* [What to do]:
Return all of the entries exactly as written.

* [Recorded data]:
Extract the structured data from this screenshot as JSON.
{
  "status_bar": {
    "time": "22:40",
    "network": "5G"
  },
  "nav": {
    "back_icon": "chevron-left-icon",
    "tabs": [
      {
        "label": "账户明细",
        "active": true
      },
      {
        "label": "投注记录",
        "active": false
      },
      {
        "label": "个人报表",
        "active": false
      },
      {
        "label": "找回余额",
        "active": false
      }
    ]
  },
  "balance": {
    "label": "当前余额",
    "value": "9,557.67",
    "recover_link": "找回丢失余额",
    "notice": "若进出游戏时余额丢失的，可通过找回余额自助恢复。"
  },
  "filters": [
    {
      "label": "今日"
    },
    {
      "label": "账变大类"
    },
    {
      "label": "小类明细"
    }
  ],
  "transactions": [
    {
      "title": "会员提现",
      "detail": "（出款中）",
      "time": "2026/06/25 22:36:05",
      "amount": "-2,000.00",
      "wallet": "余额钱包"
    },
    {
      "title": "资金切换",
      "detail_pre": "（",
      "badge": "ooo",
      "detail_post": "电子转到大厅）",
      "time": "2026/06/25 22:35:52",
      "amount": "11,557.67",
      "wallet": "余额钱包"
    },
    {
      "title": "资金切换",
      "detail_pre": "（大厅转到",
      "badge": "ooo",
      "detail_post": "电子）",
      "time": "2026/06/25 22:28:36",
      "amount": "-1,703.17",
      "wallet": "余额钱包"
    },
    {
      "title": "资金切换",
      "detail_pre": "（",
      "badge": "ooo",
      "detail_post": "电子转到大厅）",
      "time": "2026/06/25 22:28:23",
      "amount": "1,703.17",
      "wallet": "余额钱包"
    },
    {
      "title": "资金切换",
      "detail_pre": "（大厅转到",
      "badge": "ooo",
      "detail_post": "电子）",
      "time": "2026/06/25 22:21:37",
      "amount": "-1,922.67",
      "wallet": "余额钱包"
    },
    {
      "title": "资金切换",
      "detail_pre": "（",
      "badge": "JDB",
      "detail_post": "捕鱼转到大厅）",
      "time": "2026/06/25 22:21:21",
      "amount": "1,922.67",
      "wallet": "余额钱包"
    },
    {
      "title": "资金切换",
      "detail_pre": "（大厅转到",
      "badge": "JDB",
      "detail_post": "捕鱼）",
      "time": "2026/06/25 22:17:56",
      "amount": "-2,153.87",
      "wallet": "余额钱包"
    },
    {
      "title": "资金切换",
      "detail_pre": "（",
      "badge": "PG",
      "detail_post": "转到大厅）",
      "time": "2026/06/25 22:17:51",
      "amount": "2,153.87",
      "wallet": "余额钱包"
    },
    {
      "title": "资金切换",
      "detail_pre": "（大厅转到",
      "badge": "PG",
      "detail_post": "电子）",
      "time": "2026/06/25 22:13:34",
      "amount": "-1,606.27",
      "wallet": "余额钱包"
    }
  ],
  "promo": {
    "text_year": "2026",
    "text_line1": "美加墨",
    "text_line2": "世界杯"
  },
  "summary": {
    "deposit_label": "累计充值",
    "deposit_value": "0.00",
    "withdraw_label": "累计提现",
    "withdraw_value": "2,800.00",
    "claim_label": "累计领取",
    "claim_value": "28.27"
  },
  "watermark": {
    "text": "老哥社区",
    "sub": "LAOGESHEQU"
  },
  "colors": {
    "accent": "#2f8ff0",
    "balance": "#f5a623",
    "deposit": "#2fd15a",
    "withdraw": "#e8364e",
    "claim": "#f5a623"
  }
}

* [The output]:
Extract the structured data from this screenshot as JSON.
{
  "status_bar": {
    "time": "22:40",
    "network": "5G"
  },
  "nav": {
    "back_icon": "chevron-left-icon",
    "tabs": [
      {
        "label": "账户明细",
        "active": true
      },
      {
        "label": "投注记录",
        "active": false
      },
      {
        "label": "个人报表",
        "active": false
      },
      {
        "label": "找回余额",
        "active": false
      }
    ]
  },
  "balance": {
    "label": "当前余额",
    "value": "9,557.67",
    "recover_link": "找回丢失余额",
    "notice": "若进出游戏时余额丢失的，可通过找回余额自助恢复。"
  },
  "filters": [
    {
      "label": "今日"
    },
    {
      "label": "账变大类"
    },
    {
      "label": "小类明细"
    }
  ],
  "transactions": [
    {
      "title": "会员提现",
      "detail": "（出款中）",
      "time": "2026/06/25 22:36:05",
      "amount": "-2,000.00",
      "wallet": "余额钱包"
    },
    {
      "title": "资金切换",
      "detail_pre": "（",
      "badge": "ooo",
      "detail_post": "电子转到大厅）",
      "time": "2026/06/25 22:35:52",
      "amount": "11,557.67",
      "wallet": "余额钱包"
    },
    {
      "title": "资金切换",
      "detail_pre": "（大厅转到",
      "badge": "ooo",
      "detail_post": "电子）",
      "time": "2026/06/25 22:28:36",
      "amount": "-1,703.17",
      "wallet": "余额钱包"
    },
    {
      "title": "资金切换",
      "detail_pre": "（",
      "badge": "ooo",
      "detail_post": "电子转到大厅）",
      "time": "2026/06/25 22:28:23",
      "amount": "1,703.17",
      "wallet": "余额钱包"
    },
    {
      "title": "资金切换",
      "detail_pre": "（大厅转到",
      "badge": "ooo",
      "detail_post": "电子）",
      "time": "2026/06/25 22:21:37",
      "amount": "-1,922.67",
      "wallet": "余额钱包"
    },
    {
      "title": "资金切换",
      "detail_pre": "（",
      "badge": "JDB",
      "detail_post": "捕鱼转到大厅）",
      "time": "2026/06/25 22:21:21",
      "amount": "1,922.67",
      "wallet": "余额钱包"
    },
    {
      "title": "资金切换",
      "detail_pre": "（大厅转到",
      "badge": "JDB",
      "detail_post": "捕鱼）",
      "time": "2026/06/25 22:17:56",
      "amount": "-2,153.87",
      "wallet": "余额钱包"
    },
    {
      "title": "资金切换",
      "detail_pre": "（",
      "badge": "PG",
      "detail_post": "转到大厅）",
      "time": "2026/06/25 22:17:51",
      "amount": "2,153.87",
      "wallet": "余额钱包"
    },
    {
      "title": "资金切换",
      "detail_pre": "（大厅转到",
      "badge": "PG",
      "detail_post": "电子）",
      "time": "2026/06/25 22:13:34",
      "amount": "-1,606.27",
      "wallet": "余额钱包"
    }
  ],
  "promo": {
    "text_year": "2026",
    "text_line1": "美加墨",
    "text_line2": "世界杯"
  },
  "summary": {
    "deposit_label": "累计充值",
    "deposit_value": "0.00",
    "withdraw_label": "累计提现",
    "withdraw_value": "2,800.00",
    "claim_label": "累计领取",
    "claim_value": "28.27"
  },
  "watermark": {
    "text": "老哥社区",
    "sub": "LAOGESHEQU"
  },
  "colors": {
    "accent": "#2f8ff0",
    "balance": "#f5a623",
    "deposit": "#2fd15a",
    "withdraw": "#e8364e",
    "claim": "#f5a623"
  }
}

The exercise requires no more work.